"""

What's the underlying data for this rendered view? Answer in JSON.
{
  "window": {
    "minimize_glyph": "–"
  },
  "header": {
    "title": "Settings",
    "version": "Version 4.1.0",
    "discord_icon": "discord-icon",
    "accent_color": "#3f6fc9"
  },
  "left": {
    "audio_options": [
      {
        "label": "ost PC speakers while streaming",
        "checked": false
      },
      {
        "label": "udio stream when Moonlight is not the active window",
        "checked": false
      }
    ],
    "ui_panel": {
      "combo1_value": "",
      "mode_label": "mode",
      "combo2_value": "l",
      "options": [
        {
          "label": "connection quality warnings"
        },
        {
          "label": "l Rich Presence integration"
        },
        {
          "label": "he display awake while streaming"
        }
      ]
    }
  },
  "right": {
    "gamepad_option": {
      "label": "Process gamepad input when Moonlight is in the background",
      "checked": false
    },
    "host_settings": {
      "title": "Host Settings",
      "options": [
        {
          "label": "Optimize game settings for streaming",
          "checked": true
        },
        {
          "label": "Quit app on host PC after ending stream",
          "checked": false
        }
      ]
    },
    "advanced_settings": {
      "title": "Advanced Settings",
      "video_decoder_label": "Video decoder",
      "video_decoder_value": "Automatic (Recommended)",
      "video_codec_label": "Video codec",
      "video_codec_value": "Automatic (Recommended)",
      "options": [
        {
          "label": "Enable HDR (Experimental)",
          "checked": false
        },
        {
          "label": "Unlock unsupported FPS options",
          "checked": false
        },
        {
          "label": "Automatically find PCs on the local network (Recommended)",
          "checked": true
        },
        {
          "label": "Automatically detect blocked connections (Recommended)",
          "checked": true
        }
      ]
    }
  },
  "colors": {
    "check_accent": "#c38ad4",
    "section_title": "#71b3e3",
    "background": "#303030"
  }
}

"""

[TASK BRIEF]
Output every entry shown above, exactly.

[TASK OUTPUT]
What's the underlying data for this rendered view? Answer in JSON.
{
  "window": {
    "minimize_glyph": "–"
  },
  "header": {
    "title": "Settings",
    "version": "Version 4.1.0",
    "discord_icon": "discord-icon",
    "accent_color": "#3f6fc9"
  },
  "left": {
    "audio_options": [
      {
        "label": "ost PC speakers while streaming",
        "checked": false
      },
      {
        "label": "udio stream when Moonlight is not the active window",
        "checked": false
      }
    ],
    "ui_panel": {
      "combo1_value": "",
      "mode_label": "mode",
      "combo2_value": "l",
      "options": [
        {
          "label": "connection quality warnings"
        },
        {
          "label": "l Rich Presence integration"
        },
        {
          "label": "he display awake while streaming"
        }
      ]
    }
  },
  "right": {
    "gamepad_option": {
      "label": "Process gamepad input when Moonlight is in the background",
      "checked": false
    },
    "host_settings": {
      "title": "Host Settings",
      "options": [
        {
          "label": "Optimize game settings for streaming",
          "checked": true
        },
        {
          "label": "Quit app on host PC after ending stream",
          "checked": false
        }
      ]
    },
    "advanced_settings": {
      "title": "Advanced Settings",
      "video_decoder_label": "Video decoder",
      "video_decoder_value": "Automatic (Recommended)",
      "video_codec_label": "Video codec",
      "video_codec_value": "Automatic (Recommended)",
      "options": [
        {
          "label": "Enable HDR (Experimental)",
          "checked": false
        },
        {
          "label": "Unlock unsupported FPS options",
          "checked": false
        },
        {
          "label": "Automatically find PCs on the local network (Recommended)",
          "checked": true
        },
        {
          "label": "Automatically detect blocked connections (Recommended)",
          "checked": true
        }
      ]
    }
  },
  "colors": {
    "check_accent": "#c38ad4",
    "section_title": "#71b3e3",
    "background": "#303030"
  }
}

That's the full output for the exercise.